**Exercise aim**
Provide only the number of lines in the listing that contain the string "Zabur".

**Available records**
⟨

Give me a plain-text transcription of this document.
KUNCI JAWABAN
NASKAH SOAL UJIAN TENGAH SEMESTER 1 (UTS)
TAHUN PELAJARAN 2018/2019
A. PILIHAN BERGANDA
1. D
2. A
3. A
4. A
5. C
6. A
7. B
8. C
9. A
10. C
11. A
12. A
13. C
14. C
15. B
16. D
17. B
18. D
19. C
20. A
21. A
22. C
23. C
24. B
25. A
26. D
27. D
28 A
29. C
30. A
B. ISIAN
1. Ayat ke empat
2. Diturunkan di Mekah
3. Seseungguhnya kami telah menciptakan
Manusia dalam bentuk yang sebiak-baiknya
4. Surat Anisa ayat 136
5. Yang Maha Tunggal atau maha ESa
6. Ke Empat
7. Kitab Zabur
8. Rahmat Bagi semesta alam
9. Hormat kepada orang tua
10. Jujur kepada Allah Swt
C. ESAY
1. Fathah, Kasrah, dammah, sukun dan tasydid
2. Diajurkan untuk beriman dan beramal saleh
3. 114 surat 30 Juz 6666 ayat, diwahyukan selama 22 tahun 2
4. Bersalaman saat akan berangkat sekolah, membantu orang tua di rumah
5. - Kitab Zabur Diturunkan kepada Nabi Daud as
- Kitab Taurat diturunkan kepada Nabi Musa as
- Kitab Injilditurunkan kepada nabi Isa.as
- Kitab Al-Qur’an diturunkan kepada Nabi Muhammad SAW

⟩

**Worked solution**
2